** BEGIN Rows **

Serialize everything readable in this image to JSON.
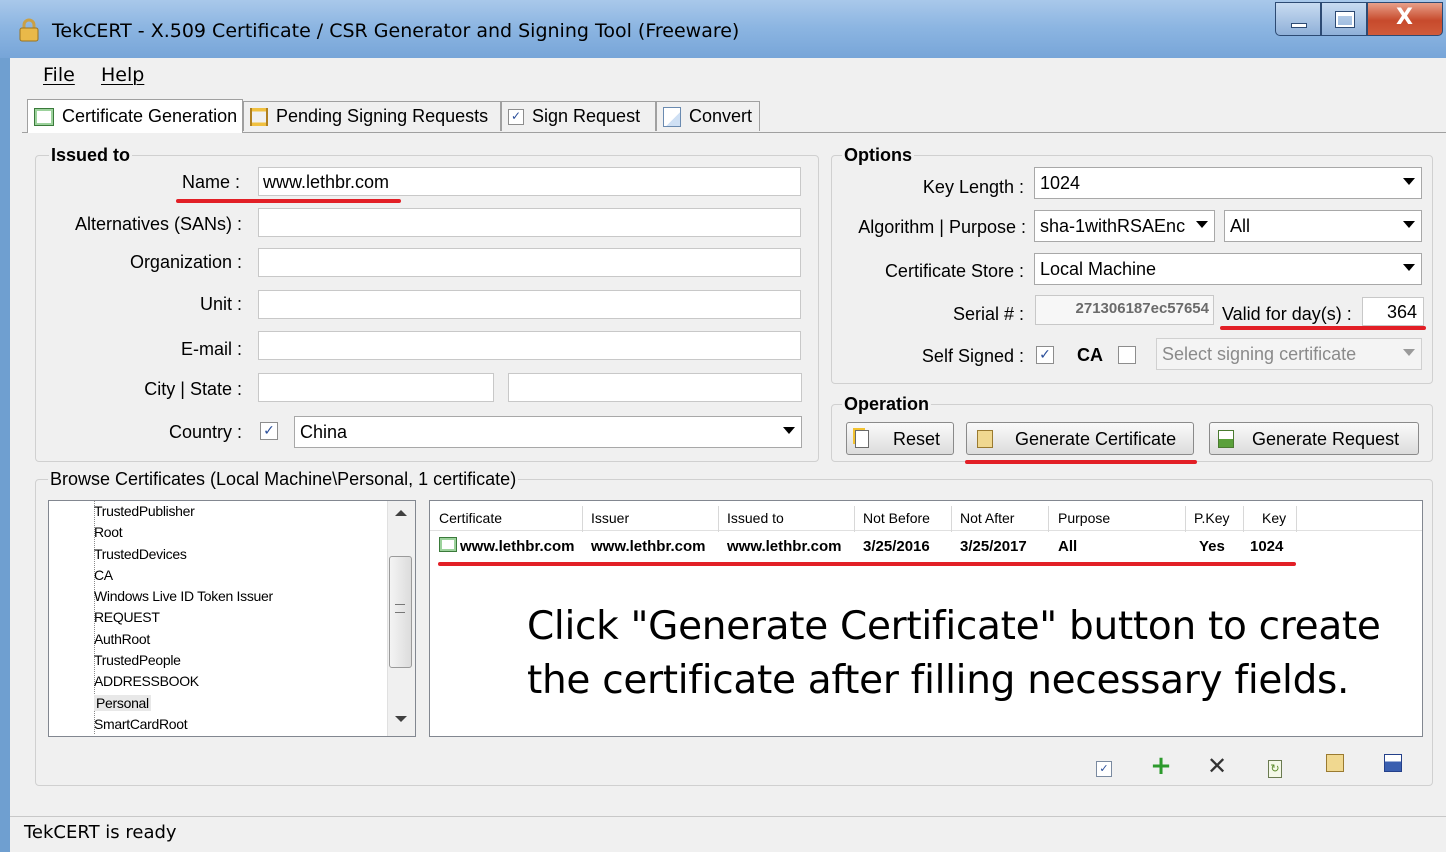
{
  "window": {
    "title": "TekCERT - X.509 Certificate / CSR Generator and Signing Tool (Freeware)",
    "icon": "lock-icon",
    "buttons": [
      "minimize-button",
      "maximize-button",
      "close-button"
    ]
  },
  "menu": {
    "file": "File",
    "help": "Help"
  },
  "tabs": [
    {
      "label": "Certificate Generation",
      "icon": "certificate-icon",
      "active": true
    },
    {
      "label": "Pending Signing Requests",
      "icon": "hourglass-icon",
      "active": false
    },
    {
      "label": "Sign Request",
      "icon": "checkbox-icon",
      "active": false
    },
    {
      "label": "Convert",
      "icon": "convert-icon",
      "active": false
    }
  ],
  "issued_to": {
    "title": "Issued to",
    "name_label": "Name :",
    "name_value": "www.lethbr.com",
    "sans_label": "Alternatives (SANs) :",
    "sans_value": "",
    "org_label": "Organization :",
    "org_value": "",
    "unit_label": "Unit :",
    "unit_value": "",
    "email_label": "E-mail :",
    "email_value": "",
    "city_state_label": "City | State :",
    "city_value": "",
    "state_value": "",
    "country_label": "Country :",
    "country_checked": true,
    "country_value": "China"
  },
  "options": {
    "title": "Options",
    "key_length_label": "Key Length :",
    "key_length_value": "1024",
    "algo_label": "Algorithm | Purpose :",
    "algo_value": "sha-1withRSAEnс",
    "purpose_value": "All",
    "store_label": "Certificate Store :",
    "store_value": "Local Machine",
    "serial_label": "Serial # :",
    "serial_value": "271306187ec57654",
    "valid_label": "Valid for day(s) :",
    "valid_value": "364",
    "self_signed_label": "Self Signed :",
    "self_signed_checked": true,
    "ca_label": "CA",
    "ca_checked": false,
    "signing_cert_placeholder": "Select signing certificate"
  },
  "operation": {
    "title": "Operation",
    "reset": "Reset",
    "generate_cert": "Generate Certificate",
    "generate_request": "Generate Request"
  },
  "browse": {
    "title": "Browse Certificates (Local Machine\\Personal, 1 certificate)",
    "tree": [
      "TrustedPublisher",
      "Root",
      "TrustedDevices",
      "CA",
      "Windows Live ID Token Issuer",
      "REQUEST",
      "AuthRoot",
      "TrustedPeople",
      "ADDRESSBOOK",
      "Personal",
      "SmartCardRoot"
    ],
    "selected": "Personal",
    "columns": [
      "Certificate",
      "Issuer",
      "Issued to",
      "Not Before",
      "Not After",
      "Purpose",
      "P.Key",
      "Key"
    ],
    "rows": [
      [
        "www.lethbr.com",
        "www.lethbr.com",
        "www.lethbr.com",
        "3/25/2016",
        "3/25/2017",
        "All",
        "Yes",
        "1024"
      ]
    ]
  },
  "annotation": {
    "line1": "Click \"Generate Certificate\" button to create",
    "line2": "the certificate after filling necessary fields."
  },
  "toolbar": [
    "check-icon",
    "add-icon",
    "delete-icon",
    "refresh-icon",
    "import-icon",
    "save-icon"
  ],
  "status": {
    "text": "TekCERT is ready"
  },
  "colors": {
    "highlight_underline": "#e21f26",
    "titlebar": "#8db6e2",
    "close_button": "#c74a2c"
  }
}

** END Rows **

### Exercise task
Without including the pictures, reproduce all entries exactly.

### Output of the task
Serialize everything readable in this image to JSON.
{
  "window": {
    "title": "TekCERT - X.509 Certificate / CSR Generator and Signing Tool (Freeware)",
    "icon": "lock-icon",
    "buttons": [
      "minimize-button",
      "maximize-button",
      "close-button"
    ]
  },
  "menu": {
    "file": "File",
    "help": "Help"
  },
  "tabs": [
    {
      "label": "Certificate Generation",
      "icon": "certificate-icon",
      "active": true
    },
    {
      "label": "Pending Signing Requests",
      "icon": "hourglass-icon",
      "active": false
    },
    {
      "label": "Sign Request",
      "icon": "checkbox-icon",
      "active": false
    },
    {
      "label": "Convert",
      "icon": "convert-icon",
      "active": false
    }
  ],
  "issued_to": {
    "title": "Issued to",
    "name_label": "Name :",
    "name_value": "www.lethbr.com",
    "sans_label": "Alternatives (SANs) :",
    "sans_value": "",
    "org_label": "Organization :",
    "org_value": "",
    "unit_label": "Unit :",
    "unit_value": "",
    "email_label": "E-mail :",
    "email_value": "",
    "city_state_label": "City | State :",
    "city_value": "",
    "state_value": "",
    "country_label": "Country :",
    "country_checked": true,
    "country_value": "China"
  },
  "options": {
    "title": "Options",
    "key_length_label": "Key Length :",
    "key_length_value": "1024",
    "algo_label": "Algorithm | Purpose :",
    "algo_value": "sha-1withRSAEnс",
    "purpose_value": "All",
    "store_label": "Certificate Store :",
    "store_value": "Local Machine",
    "serial_label": "Serial # :",
    "serial_value": "271306187ec57654",
    "valid_label": "Valid for day(s) :",
    "valid_value": "364",
    "self_signed_label": "Self Signed :",
    "self_signed_checked": true,
    "ca_label": "CA",
    "ca_checked": false,
    "signing_cert_placeholder": "Select signing certificate"
  },
  "operation": {
    "title": "Operation",
    "reset": "Reset",
    "generate_cert": "Generate Certificate",
    "generate_request": "Generate Request"
  },
  "browse": {
    "title": "Browse Certificates (Local Machine\\Personal, 1 certificate)",
    "tree": [
      "TrustedPublisher",
      "Root",
      "TrustedDevices",
      "CA",
      "Windows Live ID Token Issuer",
      "REQUEST",
      "AuthRoot",
      "TrustedPeople",
      "ADDRESSBOOK",
      "Personal",
      "SmartCardRoot"
    ],
    "selected": "Personal",
    "columns": [
      "Certificate",
      "Issuer",
      "Issued to",
      "Not Before",
      "Not After",
      "Purpose",
      "P.Key",
      "Key"
    ],
    "rows": [
      [
        "www.lethbr.com",
        "www.lethbr.com",
        "www.lethbr.com",
        "3/25/2016",
        "3/25/2017",
        "All",
        "Yes",
        "1024"
      ]
    ]
  },
  "annotation": {
    "line1": "Click \"Generate Certificate\" button to create",
    "line2": "the certificate after filling necessary fields."
  },
  "toolbar": [
    "check-icon",
    "add-icon",
    "delete-icon",
    "refresh-icon",
    "import-icon",
    "save-icon"
  ],
  "status": {
    "text": "TekCERT is ready"
  },
  "colors": {
    "highlight_underline": "#e21f26",
    "titlebar": "#8db6e2",
    "close_button": "#c74a2c"
  }
}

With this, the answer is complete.